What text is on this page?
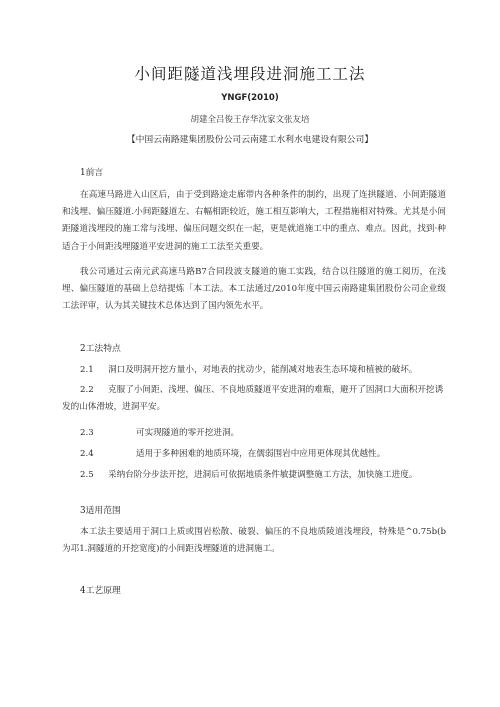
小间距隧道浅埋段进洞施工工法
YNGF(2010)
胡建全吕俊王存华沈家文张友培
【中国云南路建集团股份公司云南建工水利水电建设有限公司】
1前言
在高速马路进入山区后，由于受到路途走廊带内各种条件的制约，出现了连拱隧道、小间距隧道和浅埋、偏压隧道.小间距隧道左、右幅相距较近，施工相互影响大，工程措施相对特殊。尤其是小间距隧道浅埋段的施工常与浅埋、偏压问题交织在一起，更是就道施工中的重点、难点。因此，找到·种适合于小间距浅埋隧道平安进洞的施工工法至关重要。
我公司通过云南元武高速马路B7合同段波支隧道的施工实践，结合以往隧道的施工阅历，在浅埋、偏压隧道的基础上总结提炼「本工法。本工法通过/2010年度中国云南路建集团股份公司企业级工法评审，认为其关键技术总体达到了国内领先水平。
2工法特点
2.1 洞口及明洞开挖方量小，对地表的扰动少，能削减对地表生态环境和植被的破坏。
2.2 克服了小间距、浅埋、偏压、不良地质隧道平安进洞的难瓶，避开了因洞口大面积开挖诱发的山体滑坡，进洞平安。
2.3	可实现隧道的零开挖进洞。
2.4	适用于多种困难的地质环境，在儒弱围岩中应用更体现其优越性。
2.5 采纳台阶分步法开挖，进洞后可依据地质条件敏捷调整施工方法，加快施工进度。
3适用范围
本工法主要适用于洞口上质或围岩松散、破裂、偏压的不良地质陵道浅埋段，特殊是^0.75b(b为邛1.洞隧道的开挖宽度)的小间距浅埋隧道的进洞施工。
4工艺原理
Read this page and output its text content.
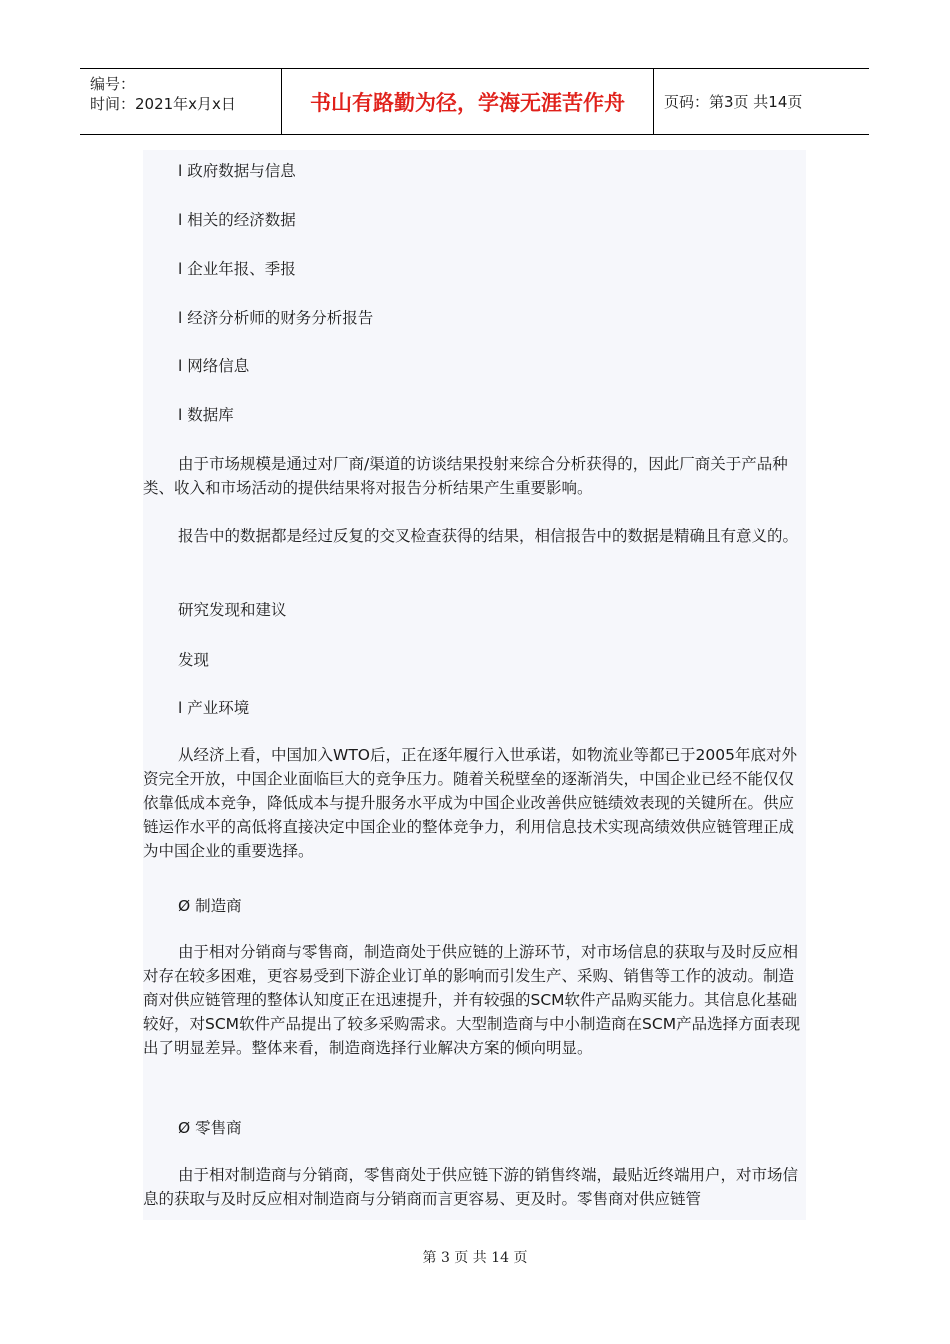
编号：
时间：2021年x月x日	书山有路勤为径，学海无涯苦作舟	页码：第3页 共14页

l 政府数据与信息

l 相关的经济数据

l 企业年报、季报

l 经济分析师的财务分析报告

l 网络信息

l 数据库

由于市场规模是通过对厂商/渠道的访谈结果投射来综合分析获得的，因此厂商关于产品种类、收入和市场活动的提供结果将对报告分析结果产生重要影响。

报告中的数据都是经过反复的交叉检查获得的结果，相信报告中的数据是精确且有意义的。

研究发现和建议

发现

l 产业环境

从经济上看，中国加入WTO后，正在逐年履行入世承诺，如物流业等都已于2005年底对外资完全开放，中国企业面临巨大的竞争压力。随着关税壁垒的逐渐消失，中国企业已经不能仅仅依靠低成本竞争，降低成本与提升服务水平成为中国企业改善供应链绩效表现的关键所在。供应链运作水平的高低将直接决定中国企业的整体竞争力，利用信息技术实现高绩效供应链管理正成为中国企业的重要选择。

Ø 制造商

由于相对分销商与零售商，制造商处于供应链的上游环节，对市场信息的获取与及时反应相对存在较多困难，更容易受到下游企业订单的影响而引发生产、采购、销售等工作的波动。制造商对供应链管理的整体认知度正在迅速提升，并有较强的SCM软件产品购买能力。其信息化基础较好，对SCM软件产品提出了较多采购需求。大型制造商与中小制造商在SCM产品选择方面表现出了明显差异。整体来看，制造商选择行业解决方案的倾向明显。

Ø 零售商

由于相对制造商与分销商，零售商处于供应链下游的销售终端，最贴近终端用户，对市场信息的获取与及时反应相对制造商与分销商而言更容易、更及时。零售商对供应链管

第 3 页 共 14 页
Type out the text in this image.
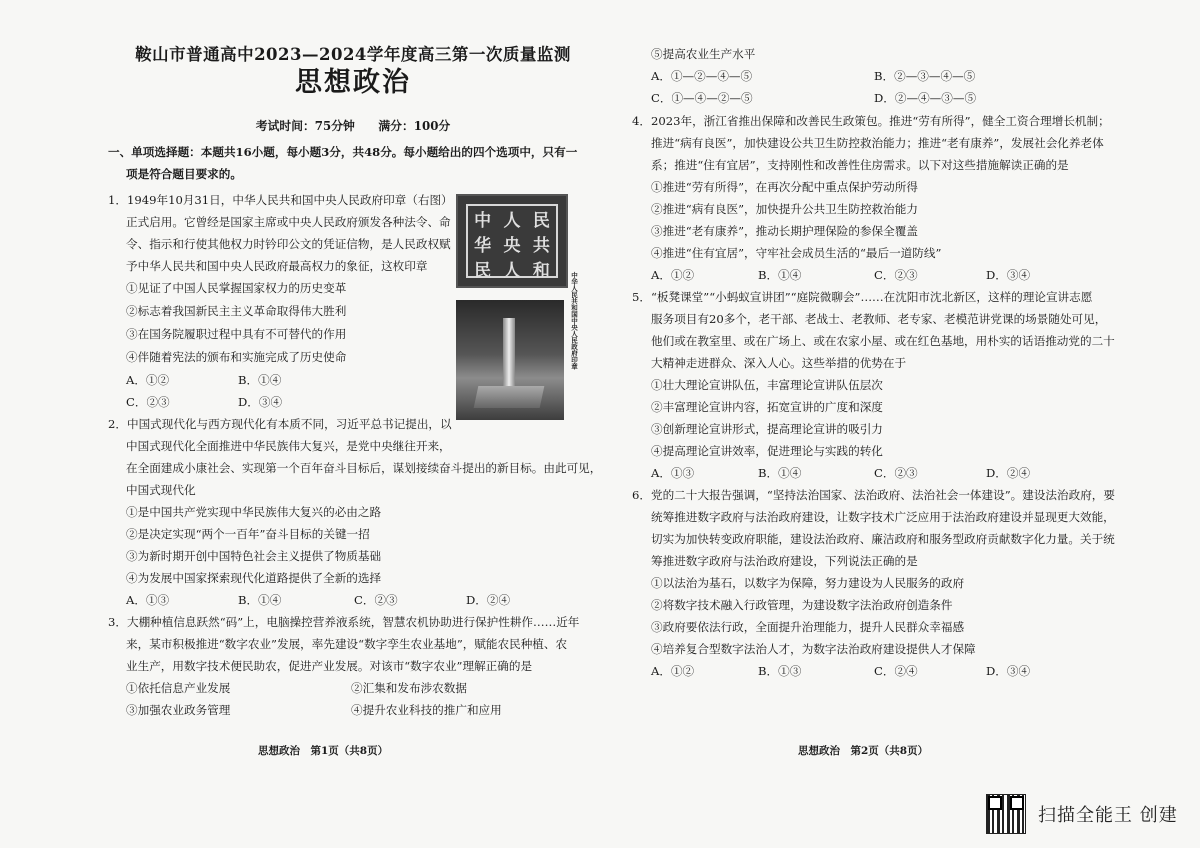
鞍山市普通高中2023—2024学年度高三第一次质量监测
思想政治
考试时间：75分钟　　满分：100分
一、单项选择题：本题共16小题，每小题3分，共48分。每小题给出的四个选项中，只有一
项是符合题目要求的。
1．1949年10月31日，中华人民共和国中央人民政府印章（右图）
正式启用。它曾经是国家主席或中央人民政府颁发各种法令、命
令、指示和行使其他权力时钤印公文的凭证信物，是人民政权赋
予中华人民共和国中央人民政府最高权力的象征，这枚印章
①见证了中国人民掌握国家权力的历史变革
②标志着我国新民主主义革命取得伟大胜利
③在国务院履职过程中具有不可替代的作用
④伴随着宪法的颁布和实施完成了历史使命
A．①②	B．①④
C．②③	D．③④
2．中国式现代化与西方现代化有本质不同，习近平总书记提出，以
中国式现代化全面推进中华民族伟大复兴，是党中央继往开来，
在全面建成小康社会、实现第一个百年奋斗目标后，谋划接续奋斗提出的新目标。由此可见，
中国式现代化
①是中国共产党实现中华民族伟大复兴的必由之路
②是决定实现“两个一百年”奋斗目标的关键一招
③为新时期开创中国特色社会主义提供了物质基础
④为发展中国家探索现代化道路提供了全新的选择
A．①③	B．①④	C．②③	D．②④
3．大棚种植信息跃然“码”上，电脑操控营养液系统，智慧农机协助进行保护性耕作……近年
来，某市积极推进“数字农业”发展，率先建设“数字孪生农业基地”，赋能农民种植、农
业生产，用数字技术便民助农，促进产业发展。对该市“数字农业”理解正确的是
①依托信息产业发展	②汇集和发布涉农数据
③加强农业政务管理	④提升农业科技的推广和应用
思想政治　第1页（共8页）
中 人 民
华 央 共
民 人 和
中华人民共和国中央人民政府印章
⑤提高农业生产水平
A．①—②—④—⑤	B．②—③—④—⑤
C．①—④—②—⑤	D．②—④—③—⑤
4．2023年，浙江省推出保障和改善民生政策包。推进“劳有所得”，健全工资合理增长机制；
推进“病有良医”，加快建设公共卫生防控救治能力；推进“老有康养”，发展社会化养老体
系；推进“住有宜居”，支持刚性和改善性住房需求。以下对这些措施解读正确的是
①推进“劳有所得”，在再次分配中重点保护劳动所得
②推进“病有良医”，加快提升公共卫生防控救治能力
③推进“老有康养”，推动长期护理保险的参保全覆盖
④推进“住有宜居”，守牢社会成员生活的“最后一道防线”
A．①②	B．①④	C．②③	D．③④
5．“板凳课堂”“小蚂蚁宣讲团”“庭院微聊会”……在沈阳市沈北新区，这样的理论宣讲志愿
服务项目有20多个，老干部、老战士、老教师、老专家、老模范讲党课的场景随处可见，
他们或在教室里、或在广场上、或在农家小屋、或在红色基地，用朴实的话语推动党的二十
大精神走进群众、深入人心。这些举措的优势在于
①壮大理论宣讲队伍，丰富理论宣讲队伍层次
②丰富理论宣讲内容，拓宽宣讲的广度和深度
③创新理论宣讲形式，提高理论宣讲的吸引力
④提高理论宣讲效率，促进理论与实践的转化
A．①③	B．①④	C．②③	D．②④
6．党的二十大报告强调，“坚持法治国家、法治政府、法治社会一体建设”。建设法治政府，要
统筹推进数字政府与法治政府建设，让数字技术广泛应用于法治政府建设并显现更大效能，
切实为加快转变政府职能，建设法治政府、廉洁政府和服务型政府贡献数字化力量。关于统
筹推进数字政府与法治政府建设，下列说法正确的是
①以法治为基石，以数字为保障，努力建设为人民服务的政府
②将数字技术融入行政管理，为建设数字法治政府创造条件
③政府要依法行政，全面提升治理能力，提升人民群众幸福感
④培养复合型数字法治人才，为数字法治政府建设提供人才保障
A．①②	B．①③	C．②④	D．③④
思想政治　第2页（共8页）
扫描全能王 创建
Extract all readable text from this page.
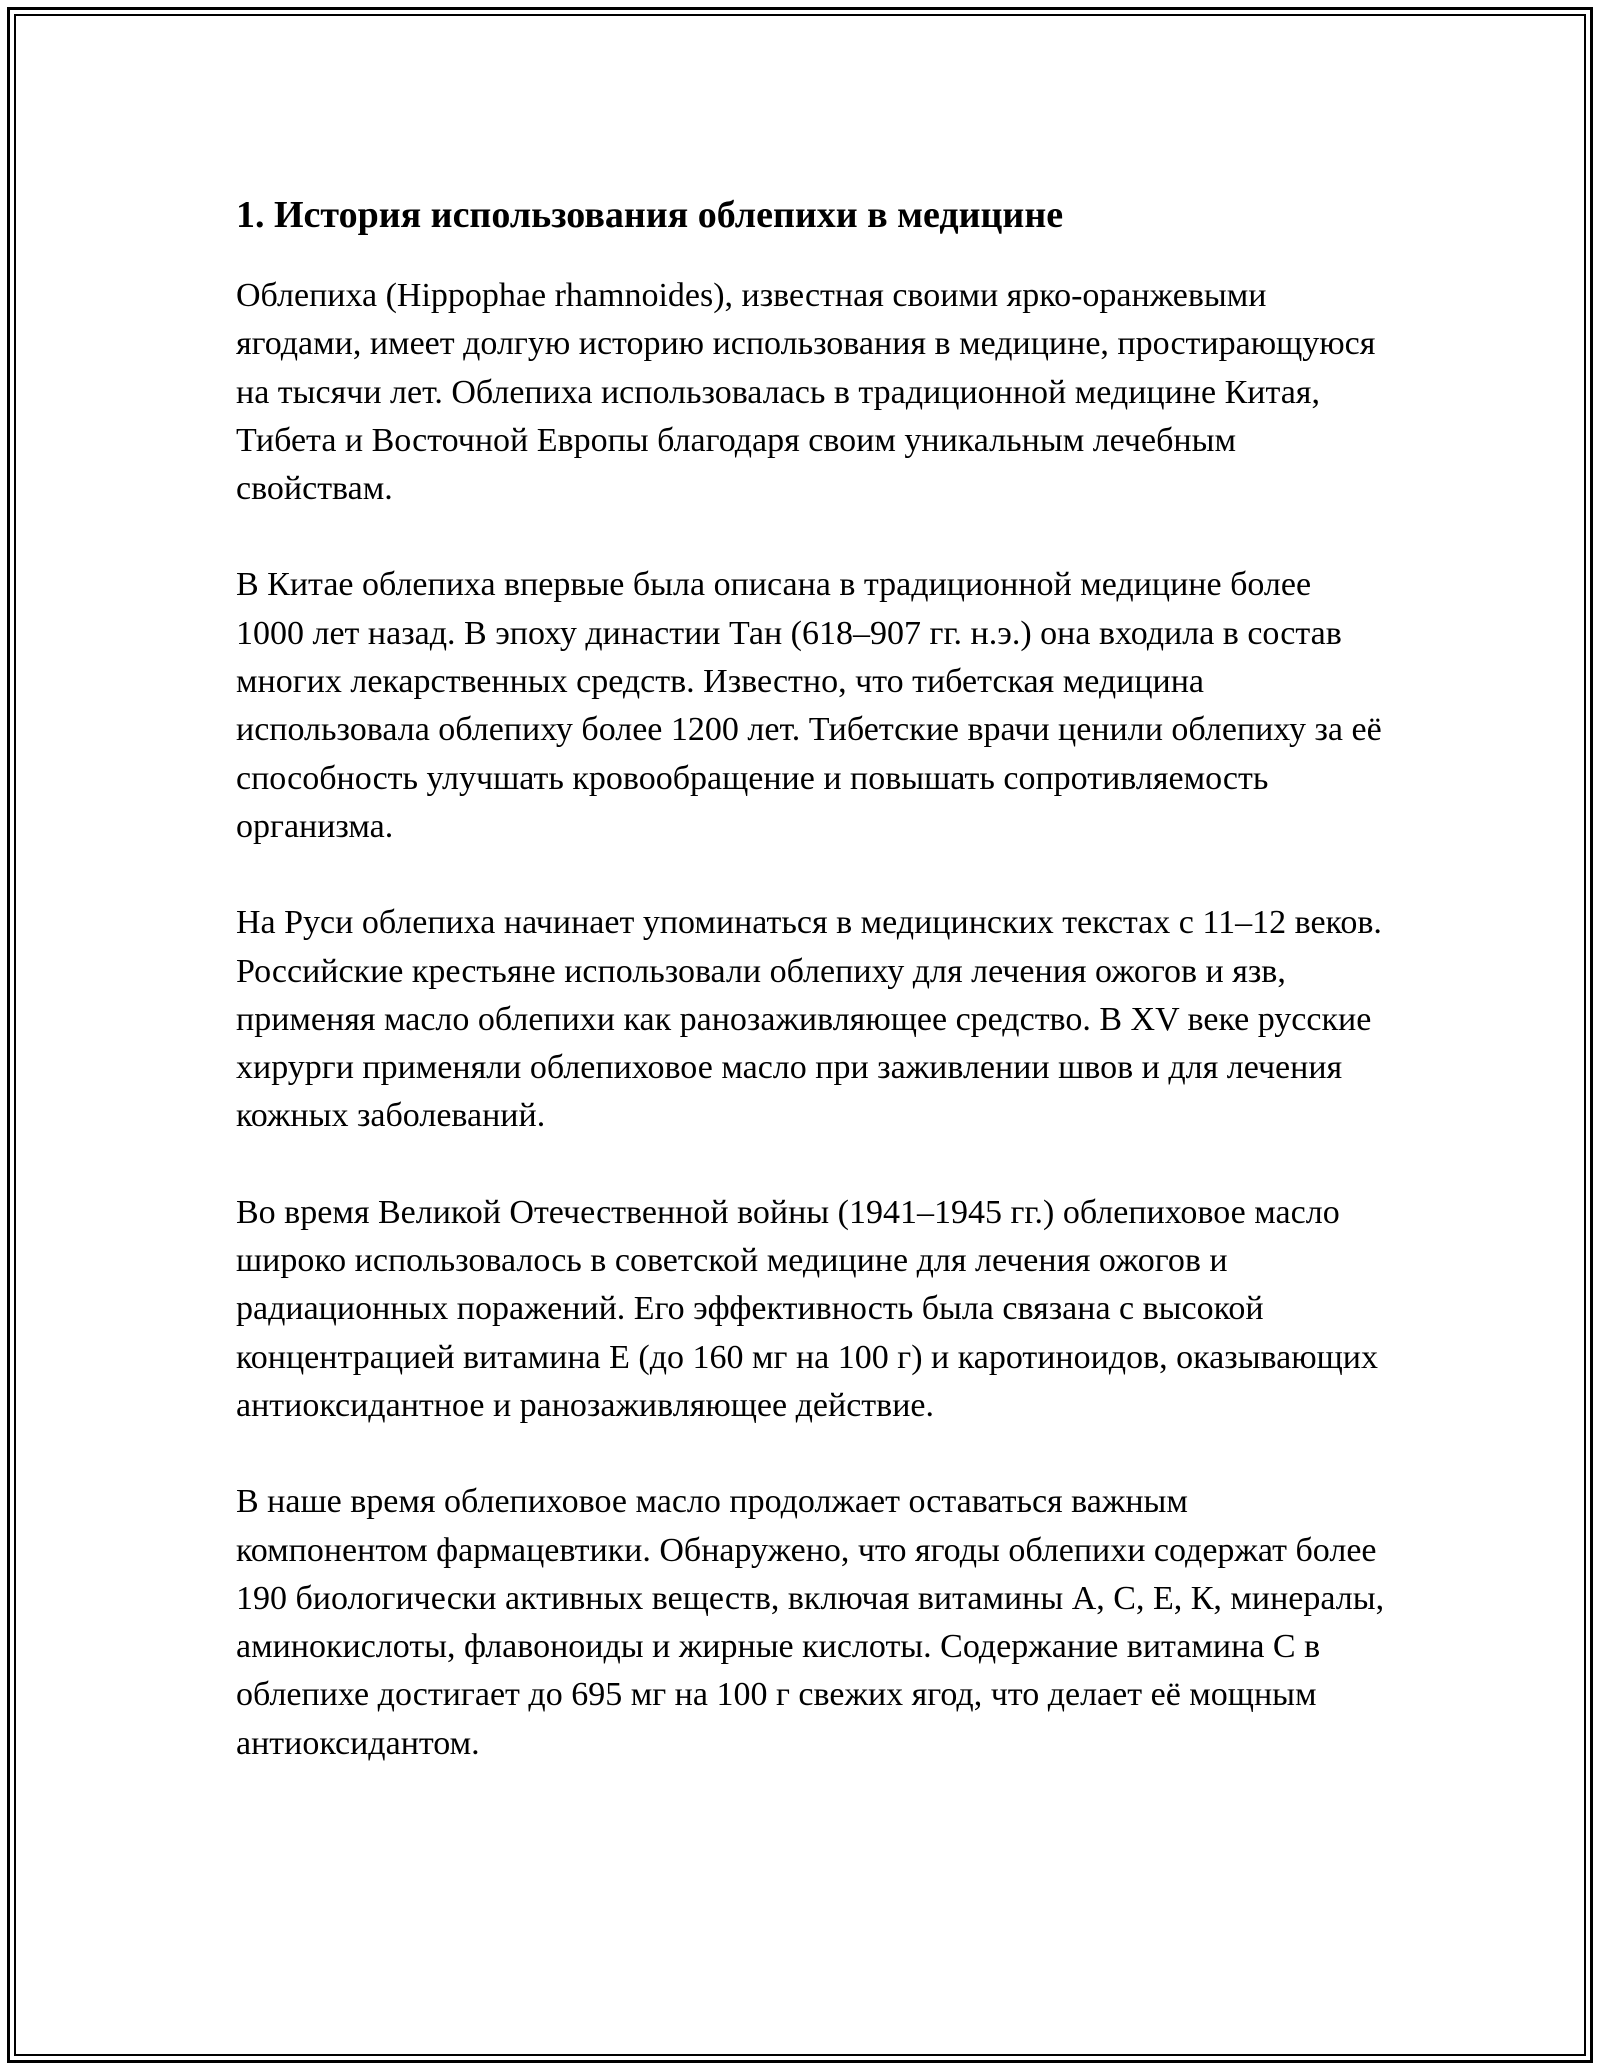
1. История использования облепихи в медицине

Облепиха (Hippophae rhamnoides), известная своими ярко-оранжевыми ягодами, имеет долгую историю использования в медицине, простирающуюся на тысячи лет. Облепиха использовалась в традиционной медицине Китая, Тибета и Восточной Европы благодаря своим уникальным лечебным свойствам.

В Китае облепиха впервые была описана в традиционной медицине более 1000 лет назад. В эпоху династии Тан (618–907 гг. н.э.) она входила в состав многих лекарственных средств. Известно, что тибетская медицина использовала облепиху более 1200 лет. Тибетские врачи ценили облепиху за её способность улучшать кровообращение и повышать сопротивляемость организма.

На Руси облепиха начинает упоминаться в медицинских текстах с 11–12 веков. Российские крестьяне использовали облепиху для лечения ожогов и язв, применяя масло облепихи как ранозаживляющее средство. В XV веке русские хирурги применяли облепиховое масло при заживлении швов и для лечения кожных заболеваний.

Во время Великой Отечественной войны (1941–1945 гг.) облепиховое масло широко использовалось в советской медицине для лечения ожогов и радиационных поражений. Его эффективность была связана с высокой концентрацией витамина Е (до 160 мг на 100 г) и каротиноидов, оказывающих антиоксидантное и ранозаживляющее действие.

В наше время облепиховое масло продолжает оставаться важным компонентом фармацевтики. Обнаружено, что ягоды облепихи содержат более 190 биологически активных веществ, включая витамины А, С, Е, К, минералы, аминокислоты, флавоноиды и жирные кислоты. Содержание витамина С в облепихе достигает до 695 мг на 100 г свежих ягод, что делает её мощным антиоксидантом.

######

> [Exercise requirements]
Looking at the records above, count the lines where the word "建设法治政府" appears. State only the number.

> [Solution to this task]
2